**TASK TO CARRY OUT**
Write out each entry again. Keep every word exactly as it is.

Some records
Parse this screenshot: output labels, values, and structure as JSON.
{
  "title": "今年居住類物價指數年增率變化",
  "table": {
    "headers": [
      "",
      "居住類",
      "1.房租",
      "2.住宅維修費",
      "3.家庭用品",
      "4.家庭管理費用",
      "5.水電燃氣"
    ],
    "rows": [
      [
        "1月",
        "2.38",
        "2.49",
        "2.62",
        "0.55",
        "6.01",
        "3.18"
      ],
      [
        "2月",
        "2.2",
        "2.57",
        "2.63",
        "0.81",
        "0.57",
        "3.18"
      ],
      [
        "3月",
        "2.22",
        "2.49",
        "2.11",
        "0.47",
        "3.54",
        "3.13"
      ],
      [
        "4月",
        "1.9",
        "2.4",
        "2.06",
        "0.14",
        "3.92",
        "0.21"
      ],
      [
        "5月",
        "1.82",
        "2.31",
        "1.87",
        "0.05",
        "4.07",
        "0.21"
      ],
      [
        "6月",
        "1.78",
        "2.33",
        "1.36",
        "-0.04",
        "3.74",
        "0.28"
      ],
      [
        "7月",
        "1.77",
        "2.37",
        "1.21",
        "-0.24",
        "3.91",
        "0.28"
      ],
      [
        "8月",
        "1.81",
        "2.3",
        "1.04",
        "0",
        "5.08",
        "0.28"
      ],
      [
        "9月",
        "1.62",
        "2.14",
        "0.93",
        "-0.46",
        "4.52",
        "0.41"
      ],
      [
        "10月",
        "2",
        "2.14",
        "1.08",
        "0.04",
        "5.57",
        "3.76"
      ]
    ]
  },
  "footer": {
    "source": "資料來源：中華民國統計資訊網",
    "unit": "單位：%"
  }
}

**SOLUTION BELOW**
Parse this screenshot: output labels, values, and structure as JSON.
{
  "title": "今年居住類物價指數年增率變化",
  "table": {
    "headers": [
      "",
      "居住類",
      "1.房租",
      "2.住宅維修費",
      "3.家庭用品",
      "4.家庭管理費用",
      "5.水電燃氣"
    ],
    "rows": [
      [
        "1月",
        "2.38",
        "2.49",
        "2.62",
        "0.55",
        "6.01",
        "3.18"
      ],
      [
        "2月",
        "2.2",
        "2.57",
        "2.63",
        "0.81",
        "0.57",
        "3.18"
      ],
      [
        "3月",
        "2.22",
        "2.49",
        "2.11",
        "0.47",
        "3.54",
        "3.13"
      ],
      [
        "4月",
        "1.9",
        "2.4",
        "2.06",
        "0.14",
        "3.92",
        "0.21"
      ],
      [
        "5月",
        "1.82",
        "2.31",
        "1.87",
        "0.05",
        "4.07",
        "0.21"
      ],
      [
        "6月",
        "1.78",
        "2.33",
        "1.36",
        "-0.04",
        "3.74",
        "0.28"
      ],
      [
        "7月",
        "1.77",
        "2.37",
        "1.21",
        "-0.24",
        "3.91",
        "0.28"
      ],
      [
        "8月",
        "1.81",
        "2.3",
        "1.04",
        "0",
        "5.08",
        "0.28"
      ],
      [
        "9月",
        "1.62",
        "2.14",
        "0.93",
        "-0.46",
        "4.52",
        "0.41"
      ],
      [
        "10月",
        "2",
        "2.14",
        "1.08",
        "0.04",
        "5.57",
        "3.76"
      ]
    ]
  },
  "footer": {
    "source": "資料來源：中華民國統計資訊網",
    "unit": "單位：%"
  }
}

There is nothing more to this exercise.